• [Task objective]
Restate the entries below word for word, omitting nothing.

• [Exercise materials]

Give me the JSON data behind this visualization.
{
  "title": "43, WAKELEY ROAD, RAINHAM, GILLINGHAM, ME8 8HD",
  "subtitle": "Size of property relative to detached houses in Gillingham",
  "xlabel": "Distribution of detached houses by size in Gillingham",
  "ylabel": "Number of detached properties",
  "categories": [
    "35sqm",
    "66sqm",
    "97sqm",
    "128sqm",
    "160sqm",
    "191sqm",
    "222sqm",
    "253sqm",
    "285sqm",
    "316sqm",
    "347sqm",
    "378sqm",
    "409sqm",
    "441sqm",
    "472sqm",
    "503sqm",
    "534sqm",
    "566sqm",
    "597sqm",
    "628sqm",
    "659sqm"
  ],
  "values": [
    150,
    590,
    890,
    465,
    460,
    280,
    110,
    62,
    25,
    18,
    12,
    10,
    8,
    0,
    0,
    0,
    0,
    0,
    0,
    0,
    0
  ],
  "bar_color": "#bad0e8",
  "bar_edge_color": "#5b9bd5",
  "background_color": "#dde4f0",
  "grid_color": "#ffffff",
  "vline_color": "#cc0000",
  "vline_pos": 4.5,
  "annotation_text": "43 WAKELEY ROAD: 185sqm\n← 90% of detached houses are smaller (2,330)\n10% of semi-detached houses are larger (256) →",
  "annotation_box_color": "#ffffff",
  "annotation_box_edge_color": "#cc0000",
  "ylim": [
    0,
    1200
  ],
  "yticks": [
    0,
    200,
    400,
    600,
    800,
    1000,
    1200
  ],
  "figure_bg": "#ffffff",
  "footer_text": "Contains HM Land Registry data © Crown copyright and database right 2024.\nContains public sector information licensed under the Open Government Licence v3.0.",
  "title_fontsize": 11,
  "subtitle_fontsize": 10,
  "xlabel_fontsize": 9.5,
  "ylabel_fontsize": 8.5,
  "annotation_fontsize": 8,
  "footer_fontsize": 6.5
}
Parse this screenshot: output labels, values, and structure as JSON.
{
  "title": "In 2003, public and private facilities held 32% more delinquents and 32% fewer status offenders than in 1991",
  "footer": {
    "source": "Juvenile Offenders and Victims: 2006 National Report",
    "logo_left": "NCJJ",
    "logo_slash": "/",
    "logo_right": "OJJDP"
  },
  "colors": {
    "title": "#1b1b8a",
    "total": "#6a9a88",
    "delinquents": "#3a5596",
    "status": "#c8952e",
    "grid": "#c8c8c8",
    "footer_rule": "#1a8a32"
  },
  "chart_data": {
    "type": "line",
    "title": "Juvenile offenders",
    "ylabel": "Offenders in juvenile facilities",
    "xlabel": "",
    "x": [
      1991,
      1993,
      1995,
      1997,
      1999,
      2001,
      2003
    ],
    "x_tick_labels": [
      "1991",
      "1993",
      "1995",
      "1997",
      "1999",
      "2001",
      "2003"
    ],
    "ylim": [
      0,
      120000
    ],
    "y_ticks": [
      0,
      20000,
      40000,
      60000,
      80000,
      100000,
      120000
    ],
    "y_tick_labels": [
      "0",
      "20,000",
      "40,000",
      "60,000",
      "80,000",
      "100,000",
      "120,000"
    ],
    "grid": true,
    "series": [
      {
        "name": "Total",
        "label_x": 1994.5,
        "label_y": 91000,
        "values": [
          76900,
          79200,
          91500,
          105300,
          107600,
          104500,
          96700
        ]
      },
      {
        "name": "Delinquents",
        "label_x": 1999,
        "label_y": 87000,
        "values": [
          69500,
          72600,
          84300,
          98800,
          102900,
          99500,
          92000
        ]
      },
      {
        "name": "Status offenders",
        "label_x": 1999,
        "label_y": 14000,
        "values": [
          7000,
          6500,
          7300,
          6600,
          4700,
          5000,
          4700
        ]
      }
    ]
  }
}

• [Full output]
Give me the JSON data behind this visualization.
{
  "title": "43, WAKELEY ROAD, RAINHAM, GILLINGHAM, ME8 8HD",
  "subtitle": "Size of property relative to detached houses in Gillingham",
  "xlabel": "Distribution of detached houses by size in Gillingham",
  "ylabel": "Number of detached properties",
  "categories": [
    "35sqm",
    "66sqm",
    "97sqm",
    "128sqm",
    "160sqm",
    "191sqm",
    "222sqm",
    "253sqm",
    "285sqm",
    "316sqm",
    "347sqm",
    "378sqm",
    "409sqm",
    "441sqm",
    "472sqm",
    "503sqm",
    "534sqm",
    "566sqm",
    "597sqm",
    "628sqm",
    "659sqm"
  ],
  "values": [
    150,
    590,
    890,
    465,
    460,
    280,
    110,
    62,
    25,
    18,
    12,
    10,
    8,
    0,
    0,
    0,
    0,
    0,
    0,
    0,
    0
  ],
  "bar_color": "#bad0e8",
  "bar_edge_color": "#5b9bd5",
  "background_color": "#dde4f0",
  "grid_color": "#ffffff",
  "vline_color": "#cc0000",
  "vline_pos": 4.5,
  "annotation_text": "43 WAKELEY ROAD: 185sqm\n← 90% of detached houses are smaller (2,330)\n10% of semi-detached houses are larger (256) →",
  "annotation_box_color": "#ffffff",
  "annotation_box_edge_color": "#cc0000",
  "ylim": [
    0,
    1200
  ],
  "yticks": [
    0,
    200,
    400,
    600,
    800,
    1000,
    1200
  ],
  "figure_bg": "#ffffff",
  "footer_text": "Contains HM Land Registry data © Crown copyright and database right 2024.\nContains public sector information licensed under the Open Government Licence v3.0.",
  "title_fontsize": 11,
  "subtitle_fontsize": 10,
  "xlabel_fontsize": 9.5,
  "ylabel_fontsize": 8.5,
  "annotation_fontsize": 8,
  "footer_fontsize": 6.5
}
Parse this screenshot: output labels, values, and structure as JSON.
{
  "title": "In 2003, public and private facilities held 32% more delinquents and 32% fewer status offenders than in 1991",
  "footer": {
    "source": "Juvenile Offenders and Victims: 2006 National Report",
    "logo_left": "NCJJ",
    "logo_slash": "/",
    "logo_right": "OJJDP"
  },
  "colors": {
    "title": "#1b1b8a",
    "total": "#6a9a88",
    "delinquents": "#3a5596",
    "status": "#c8952e",
    "grid": "#c8c8c8",
    "footer_rule": "#1a8a32"
  },
  "chart_data": {
    "type": "line",
    "title": "Juvenile offenders",
    "ylabel": "Offenders in juvenile facilities",
    "xlabel": "",
    "x": [
      1991,
      1993,
      1995,
      1997,
      1999,
      2001,
      2003
    ],
    "x_tick_labels": [
      "1991",
      "1993",
      "1995",
      "1997",
      "1999",
      "2001",
      "2003"
    ],
    "ylim": [
      0,
      120000
    ],
    "y_ticks": [
      0,
      20000,
      40000,
      60000,
      80000,
      100000,
      120000
    ],
    "y_tick_labels": [
      "0",
      "20,000",
      "40,000",
      "60,000",
      "80,000",
      "100,000",
      "120,000"
    ],
    "grid": true,
    "series": [
      {
        "name": "Total",
        "label_x": 1994.5,
        "label_y": 91000,
        "values": [
          76900,
          79200,
          91500,
          105300,
          107600,
          104500,
          96700
        ]
      },
      {
        "name": "Delinquents",
        "label_x": 1999,
        "label_y": 87000,
        "values": [
          69500,
          72600,
          84300,
          98800,
          102900,
          99500,
          92000
        ]
      },
      {
        "name": "Status offenders",
        "label_x": 1999,
        "label_y": 14000,
        "values": [
          7000,
          6500,
          7300,
          6600,
          4700,
          5000,
          4700
        ]
      }
    ]
  }
}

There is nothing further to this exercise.